>> BEGIN INPUT RECORDS

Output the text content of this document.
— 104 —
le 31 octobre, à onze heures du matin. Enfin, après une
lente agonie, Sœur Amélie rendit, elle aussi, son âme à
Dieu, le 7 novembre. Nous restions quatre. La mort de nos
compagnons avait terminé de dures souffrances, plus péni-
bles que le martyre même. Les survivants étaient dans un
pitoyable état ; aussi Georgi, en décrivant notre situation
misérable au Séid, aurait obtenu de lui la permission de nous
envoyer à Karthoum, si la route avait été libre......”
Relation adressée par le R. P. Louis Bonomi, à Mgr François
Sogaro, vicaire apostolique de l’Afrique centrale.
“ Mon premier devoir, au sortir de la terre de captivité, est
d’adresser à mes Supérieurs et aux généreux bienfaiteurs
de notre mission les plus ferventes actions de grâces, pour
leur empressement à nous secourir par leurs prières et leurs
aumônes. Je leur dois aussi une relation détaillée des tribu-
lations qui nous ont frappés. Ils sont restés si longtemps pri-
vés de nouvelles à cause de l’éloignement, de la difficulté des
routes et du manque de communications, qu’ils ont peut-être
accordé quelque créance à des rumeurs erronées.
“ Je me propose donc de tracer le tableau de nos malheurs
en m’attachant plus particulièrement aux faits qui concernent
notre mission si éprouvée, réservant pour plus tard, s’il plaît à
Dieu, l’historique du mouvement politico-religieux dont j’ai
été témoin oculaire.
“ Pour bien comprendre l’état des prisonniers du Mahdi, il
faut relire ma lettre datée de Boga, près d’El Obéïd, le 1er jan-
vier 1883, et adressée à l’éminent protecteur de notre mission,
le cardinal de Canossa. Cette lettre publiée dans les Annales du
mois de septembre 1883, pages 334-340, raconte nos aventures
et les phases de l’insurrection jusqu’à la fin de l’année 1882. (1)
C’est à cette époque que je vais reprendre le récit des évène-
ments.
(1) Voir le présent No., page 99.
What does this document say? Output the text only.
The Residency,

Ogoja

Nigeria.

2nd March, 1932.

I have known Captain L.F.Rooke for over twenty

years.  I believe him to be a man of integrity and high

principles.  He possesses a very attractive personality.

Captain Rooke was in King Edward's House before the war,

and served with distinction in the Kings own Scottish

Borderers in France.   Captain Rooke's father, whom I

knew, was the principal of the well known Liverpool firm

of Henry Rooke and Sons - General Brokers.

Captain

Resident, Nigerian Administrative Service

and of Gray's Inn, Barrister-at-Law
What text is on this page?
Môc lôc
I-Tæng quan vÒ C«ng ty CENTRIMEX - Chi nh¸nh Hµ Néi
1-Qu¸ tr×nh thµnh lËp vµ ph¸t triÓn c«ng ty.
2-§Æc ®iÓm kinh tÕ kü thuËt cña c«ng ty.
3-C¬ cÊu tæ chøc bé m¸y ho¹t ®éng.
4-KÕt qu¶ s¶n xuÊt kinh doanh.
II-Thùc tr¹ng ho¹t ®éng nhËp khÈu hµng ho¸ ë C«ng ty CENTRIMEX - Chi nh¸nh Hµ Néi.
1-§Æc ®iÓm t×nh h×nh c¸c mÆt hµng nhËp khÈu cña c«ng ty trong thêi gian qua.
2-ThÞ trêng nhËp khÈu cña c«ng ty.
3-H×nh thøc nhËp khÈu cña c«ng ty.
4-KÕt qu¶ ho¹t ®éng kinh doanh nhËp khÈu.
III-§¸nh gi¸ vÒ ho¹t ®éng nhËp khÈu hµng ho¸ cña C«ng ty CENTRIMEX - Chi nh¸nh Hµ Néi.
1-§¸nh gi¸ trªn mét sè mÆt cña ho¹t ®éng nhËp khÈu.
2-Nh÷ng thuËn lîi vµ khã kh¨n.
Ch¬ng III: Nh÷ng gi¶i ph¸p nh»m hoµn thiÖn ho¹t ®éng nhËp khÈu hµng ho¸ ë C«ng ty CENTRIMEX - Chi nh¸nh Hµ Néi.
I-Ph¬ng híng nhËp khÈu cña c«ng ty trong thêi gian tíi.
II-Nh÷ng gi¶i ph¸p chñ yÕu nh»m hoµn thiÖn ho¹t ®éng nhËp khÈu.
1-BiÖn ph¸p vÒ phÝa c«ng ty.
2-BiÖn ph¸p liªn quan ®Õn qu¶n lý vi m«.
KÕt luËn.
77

>> END INPUT RECORDS

__EXERCISE GOAL__
Using the data above, reproduce every line exactly.

__SOLUTION TO THE PROBLEM__
Output the text content of this document.
— 104 —
le 31 octobre, à onze heures du matin. Enfin, après une
lente agonie, Sœur Amélie rendit, elle aussi, son âme à
Dieu, le 7 novembre. Nous restions quatre. La mort de nos
compagnons avait terminé de dures souffrances, plus péni-
bles que le martyre même. Les survivants étaient dans un
pitoyable état ; aussi Georgi, en décrivant notre situation
misérable au Séid, aurait obtenu de lui la permission de nous
envoyer à Karthoum, si la route avait été libre......”
Relation adressée par le R. P. Louis Bonomi, à Mgr François
Sogaro, vicaire apostolique de l’Afrique centrale.
“ Mon premier devoir, au sortir de la terre de captivité, est
d’adresser à mes Supérieurs et aux généreux bienfaiteurs
de notre mission les plus ferventes actions de grâces, pour
leur empressement à nous secourir par leurs prières et leurs
aumônes. Je leur dois aussi une relation détaillée des tribu-
lations qui nous ont frappés. Ils sont restés si longtemps pri-
vés de nouvelles à cause de l’éloignement, de la difficulté des
routes et du manque de communications, qu’ils ont peut-être
accordé quelque créance à des rumeurs erronées.
“ Je me propose donc de tracer le tableau de nos malheurs
en m’attachant plus particulièrement aux faits qui concernent
notre mission si éprouvée, réservant pour plus tard, s’il plaît à
Dieu, l’historique du mouvement politico-religieux dont j’ai
été témoin oculaire.
“ Pour bien comprendre l’état des prisonniers du Mahdi, il
faut relire ma lettre datée de Boga, près d’El Obéïd, le 1er jan-
vier 1883, et adressée à l’éminent protecteur de notre mission,
le cardinal de Canossa. Cette lettre publiée dans les Annales du
mois de septembre 1883, pages 334-340, raconte nos aventures
et les phases de l’insurrection jusqu’à la fin de l’année 1882. (1)
C’est à cette époque que je vais reprendre le récit des évène-
ments.
(1) Voir le présent No., page 99.
What does this document say? Output the text only.
The Residency,

Ogoja

Nigeria.

2nd March, 1932.

I have known Captain L.F.Rooke for over twenty

years.  I believe him to be a man of integrity and high

principles.  He possesses a very attractive personality.

Captain Rooke was in King Edward's House before the war,

and served with distinction in the Kings own Scottish

Borderers in France.   Captain Rooke's father, whom I

knew, was the principal of the well known Liverpool firm

of Henry Rooke and Sons - General Brokers.

Captain

Resident, Nigerian Administrative Service

and of Gray's Inn, Barrister-at-Law
What text is on this page?
Môc lôc
I-Tæng quan vÒ C«ng ty CENTRIMEX - Chi nh¸nh Hµ Néi
1-Qu¸ tr×nh thµnh lËp vµ ph¸t triÓn c«ng ty.
2-§Æc ®iÓm kinh tÕ kü thuËt cña c«ng ty.
3-C¬ cÊu tæ chøc bé m¸y ho¹t ®éng.
4-KÕt qu¶ s¶n xuÊt kinh doanh.
II-Thùc tr¹ng ho¹t ®éng nhËp khÈu hµng ho¸ ë C«ng ty CENTRIMEX - Chi nh¸nh Hµ Néi.
1-§Æc ®iÓm t×nh h×nh c¸c mÆt hµng nhËp khÈu cña c«ng ty trong thêi gian qua.
2-ThÞ trêng nhËp khÈu cña c«ng ty.
3-H×nh thøc nhËp khÈu cña c«ng ty.
4-KÕt qu¶ ho¹t ®éng kinh doanh nhËp khÈu.
III-§¸nh gi¸ vÒ ho¹t ®éng nhËp khÈu hµng ho¸ cña C«ng ty CENTRIMEX - Chi nh¸nh Hµ Néi.
1-§¸nh gi¸ trªn mét sè mÆt cña ho¹t ®éng nhËp khÈu.
2-Nh÷ng thuËn lîi vµ khã kh¨n.
Ch¬ng III: Nh÷ng gi¶i ph¸p nh»m hoµn thiÖn ho¹t ®éng nhËp khÈu hµng ho¸ ë C«ng ty CENTRIMEX - Chi nh¸nh Hµ Néi.
I-Ph¬ng híng nhËp khÈu cña c«ng ty trong thêi gian tíi.
II-Nh÷ng gi¶i ph¸p chñ yÕu nh»m hoµn thiÖn ho¹t ®éng nhËp khÈu.
1-BiÖn ph¸p vÒ phÝa c«ng ty.
2-BiÖn ph¸p liªn quan ®Õn qu¶n lý vi m«.
KÕt luËn.
77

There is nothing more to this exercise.